(Document page records)
____

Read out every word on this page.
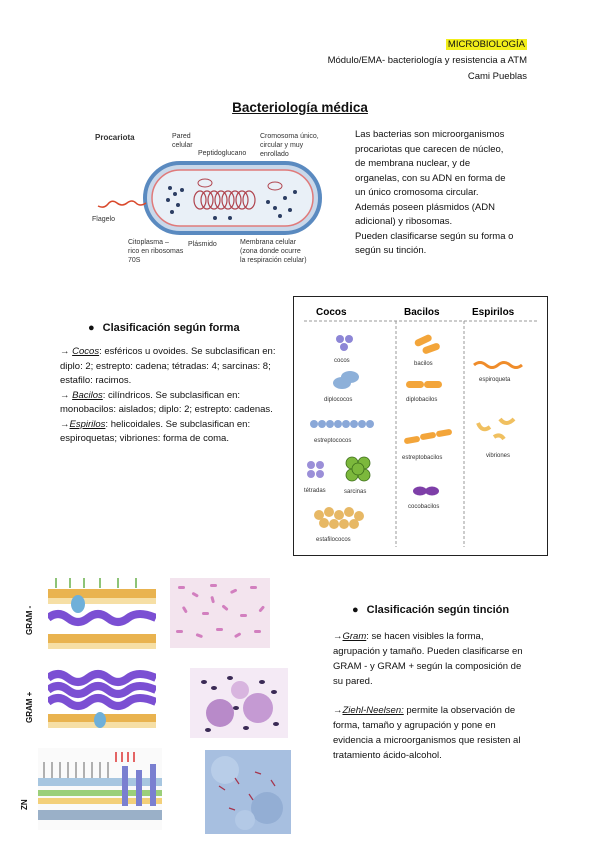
MICROBIOLOGÍA
Módulo/EMA- bacteriología y resistencia a ATM
Cami Pueblas
Bacteriología médica
Procariota	Pared
celular
Peptidoglucano
Cromosoma único,
circular y muy
enrollado
Flagelo
Citoplasma –
rico en ribosomas
70S
Plásmido	Membrana celular
(zona donde ocurre
la respiración celular)
Las bacterias son microorganismos
procariotas que carecen de núcleo,
de membrana nuclear, y de
organelas, con su ADN en forma de
un único cromosoma circular.
Además poseen plásmidos (ADN
adicional) y ribosomas.
Pueden clasificarse según su forma o
según su tinción.
● Clasificación según forma
→ Cocos: esféricos u ovoides. Se subclasifican en:
diplo: 2; estrepto: cadena; tétradas: 4; sarcinas: 8; estafilo: racimos.
→ Bacilos: cilíndricos. Se subclasifican en: monobacilos: aislados; diplo: 2; estrepto: cadenas.
→Espirilos: helicoidales. Se subclasifican en: espiroquetas; vibriones: forma de coma.
Cocos	Bacilos	Espirilos
cocos
diplococos
estreptococos
tétradas	sarcinas
estafilococos
bacilos
diplobacilos
estreptobacilos
cocobacilos
espiroqueta
vibriones
GRAM -
GRAM +
ZN
● Clasificación según tinción
→Gram: se hacen visibles la forma, agrupación y tamaño. Pueden clasificarse en GRAM - y GRAM + según la composición de su pared.
→Ziehl-Neelsen: permite la observación de forma, tamaño y agrupación y pone en evidencia a microorganismos que resisten al tratamiento ácido-alcohol.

____

▶ [EXERCISE AIM] Would you return the entries verbatim, minus any images?

▶ [SOLUTION FOR THIS TASK]
Read out every word on this page.
MICROBIOLOGÍA
Módulo/EMA- bacteriología y resistencia a ATM
Cami Pueblas
Bacteriología médica
Procariota	Pared
celular
Peptidoglucano
Cromosoma único,
circular y muy
enrollado
Flagelo
Citoplasma –
rico en ribosomas
70S
Plásmido	Membrana celular
(zona donde ocurre
la respiración celular)
Las bacterias son microorganismos
procariotas que carecen de núcleo,
de membrana nuclear, y de
organelas, con su ADN en forma de
un único cromosoma circular.
Además poseen plásmidos (ADN
adicional) y ribosomas.
Pueden clasificarse según su forma o
según su tinción.
● Clasificación según forma
→ Cocos: esféricos u ovoides. Se subclasifican en:
diplo: 2; estrepto: cadena; tétradas: 4; sarcinas: 8; estafilo: racimos.
→ Bacilos: cilíndricos. Se subclasifican en: monobacilos: aislados; diplo: 2; estrepto: cadenas.
→Espirilos: helicoidales. Se subclasifican en: espiroquetas; vibriones: forma de coma.
Cocos	Bacilos	Espirilos
cocos
diplococos
estreptococos
tétradas	sarcinas
estafilococos
bacilos
diplobacilos
estreptobacilos
cocobacilos
espiroqueta
vibriones
GRAM -
GRAM +
ZN
● Clasificación según tinción
→Gram: se hacen visibles la forma, agrupación y tamaño. Pueden clasificarse en GRAM - y GRAM + según la composición de su pared.
→Ziehl-Neelsen: permite la observación de forma, tamaño y agrupación y pone en evidencia a microorganismos que resisten al tratamiento ácido-alcohol.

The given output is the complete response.